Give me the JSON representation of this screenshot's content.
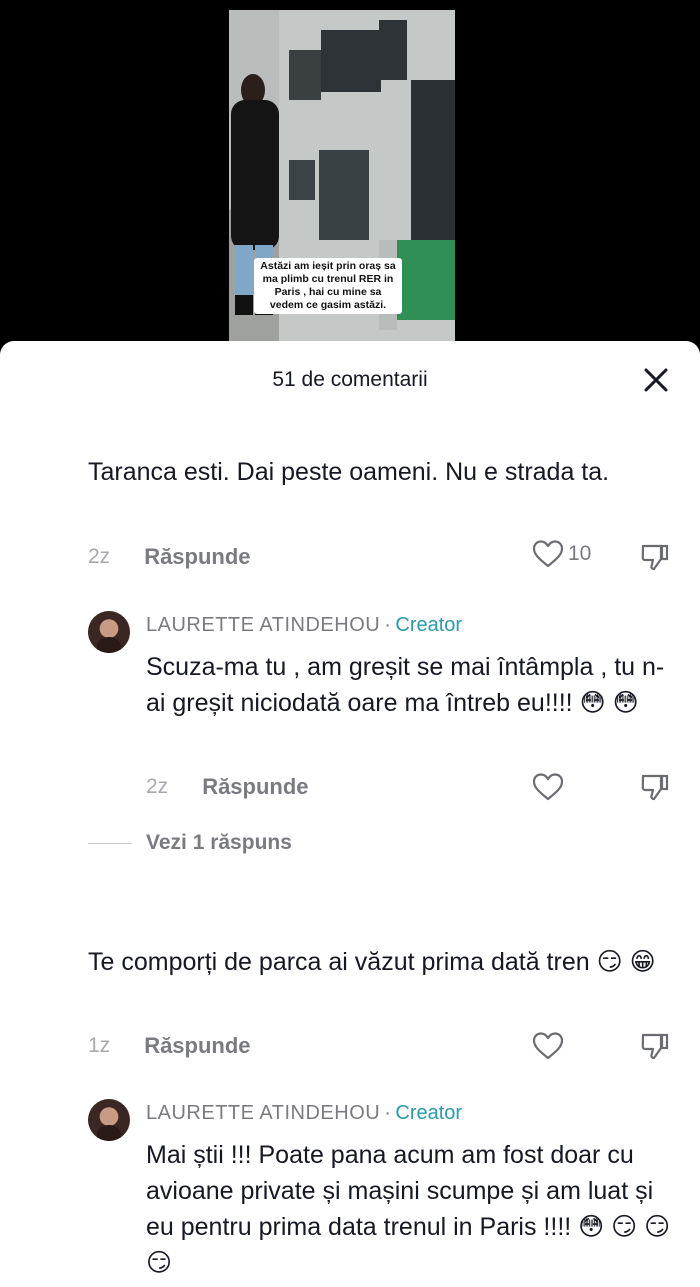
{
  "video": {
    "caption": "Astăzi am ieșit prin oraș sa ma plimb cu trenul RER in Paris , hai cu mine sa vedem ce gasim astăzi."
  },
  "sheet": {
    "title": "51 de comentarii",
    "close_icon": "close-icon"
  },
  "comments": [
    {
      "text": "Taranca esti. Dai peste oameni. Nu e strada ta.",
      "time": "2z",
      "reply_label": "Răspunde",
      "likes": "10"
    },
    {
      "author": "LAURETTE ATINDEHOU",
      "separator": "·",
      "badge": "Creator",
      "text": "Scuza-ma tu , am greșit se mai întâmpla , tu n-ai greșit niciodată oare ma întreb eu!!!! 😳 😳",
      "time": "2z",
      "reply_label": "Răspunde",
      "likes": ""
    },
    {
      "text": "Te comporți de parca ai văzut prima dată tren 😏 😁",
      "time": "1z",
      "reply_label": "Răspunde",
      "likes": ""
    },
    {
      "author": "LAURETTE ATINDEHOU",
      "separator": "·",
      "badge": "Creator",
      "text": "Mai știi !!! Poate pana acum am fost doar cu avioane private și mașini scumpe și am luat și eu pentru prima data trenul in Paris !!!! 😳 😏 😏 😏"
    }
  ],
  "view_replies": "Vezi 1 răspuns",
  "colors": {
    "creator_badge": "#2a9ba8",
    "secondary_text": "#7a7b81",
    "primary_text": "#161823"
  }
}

-=-=-=-=-

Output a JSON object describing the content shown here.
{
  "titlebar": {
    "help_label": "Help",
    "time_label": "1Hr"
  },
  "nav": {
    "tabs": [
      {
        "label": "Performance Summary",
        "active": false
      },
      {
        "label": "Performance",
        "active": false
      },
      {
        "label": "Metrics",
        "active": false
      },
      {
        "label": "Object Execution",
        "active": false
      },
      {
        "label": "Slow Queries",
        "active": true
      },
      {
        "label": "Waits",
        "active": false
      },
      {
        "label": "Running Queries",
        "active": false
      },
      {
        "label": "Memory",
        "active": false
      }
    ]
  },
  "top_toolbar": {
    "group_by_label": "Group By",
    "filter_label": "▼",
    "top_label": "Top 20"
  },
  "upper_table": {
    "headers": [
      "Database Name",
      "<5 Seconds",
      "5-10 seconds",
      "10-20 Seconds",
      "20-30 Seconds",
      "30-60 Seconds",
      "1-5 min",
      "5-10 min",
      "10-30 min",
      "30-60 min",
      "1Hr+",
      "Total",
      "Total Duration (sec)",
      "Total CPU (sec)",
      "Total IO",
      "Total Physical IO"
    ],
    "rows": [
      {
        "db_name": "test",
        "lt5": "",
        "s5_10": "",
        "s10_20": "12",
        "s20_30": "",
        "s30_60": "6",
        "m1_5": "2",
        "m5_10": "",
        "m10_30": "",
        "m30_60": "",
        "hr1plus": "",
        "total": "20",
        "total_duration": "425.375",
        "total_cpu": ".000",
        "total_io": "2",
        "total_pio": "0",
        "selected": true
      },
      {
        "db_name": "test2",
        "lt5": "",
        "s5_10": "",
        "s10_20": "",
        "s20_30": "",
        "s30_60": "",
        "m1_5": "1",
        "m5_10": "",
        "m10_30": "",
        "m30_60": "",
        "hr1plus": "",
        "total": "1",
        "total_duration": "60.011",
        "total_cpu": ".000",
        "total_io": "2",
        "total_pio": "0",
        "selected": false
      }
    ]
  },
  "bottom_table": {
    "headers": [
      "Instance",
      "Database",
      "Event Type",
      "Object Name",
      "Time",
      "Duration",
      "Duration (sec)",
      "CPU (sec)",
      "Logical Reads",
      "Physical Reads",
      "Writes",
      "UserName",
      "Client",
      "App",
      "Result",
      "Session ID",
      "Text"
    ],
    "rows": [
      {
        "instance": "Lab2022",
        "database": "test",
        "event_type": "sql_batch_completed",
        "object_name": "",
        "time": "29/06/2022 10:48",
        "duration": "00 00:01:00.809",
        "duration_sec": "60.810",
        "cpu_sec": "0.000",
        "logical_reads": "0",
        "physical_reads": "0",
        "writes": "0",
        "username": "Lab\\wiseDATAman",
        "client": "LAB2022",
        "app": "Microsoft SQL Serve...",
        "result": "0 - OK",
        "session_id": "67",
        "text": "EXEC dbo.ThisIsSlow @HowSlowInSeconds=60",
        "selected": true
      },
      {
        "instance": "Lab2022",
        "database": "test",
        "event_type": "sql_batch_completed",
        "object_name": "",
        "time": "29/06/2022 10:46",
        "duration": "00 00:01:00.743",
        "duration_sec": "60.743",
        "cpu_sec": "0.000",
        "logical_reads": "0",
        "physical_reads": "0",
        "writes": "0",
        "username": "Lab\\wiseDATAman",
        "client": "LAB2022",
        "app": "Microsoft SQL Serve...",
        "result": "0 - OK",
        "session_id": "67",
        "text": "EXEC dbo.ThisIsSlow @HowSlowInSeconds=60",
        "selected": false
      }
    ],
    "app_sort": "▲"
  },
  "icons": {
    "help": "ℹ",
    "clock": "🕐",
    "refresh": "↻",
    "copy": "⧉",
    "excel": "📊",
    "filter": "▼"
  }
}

-=-=-=-=-

◆ **PROBLEM DETAILS**: Select the lines from the entries that include the word "Paris".

◆ **EXERCISE SOLUTION**:
    "caption": "Astăzi am ieșit prin oraș sa ma plimb cu trenul RER in Paris , hai cu mine sa vedem ce gasim astăzi."
      "text": "Mai știi !!! Poate pana acum am fost doar cu avioane private și mașini scumpe și am luat și eu pentru prima data trenul in Paris !!!! 😳 😏 😏 😏"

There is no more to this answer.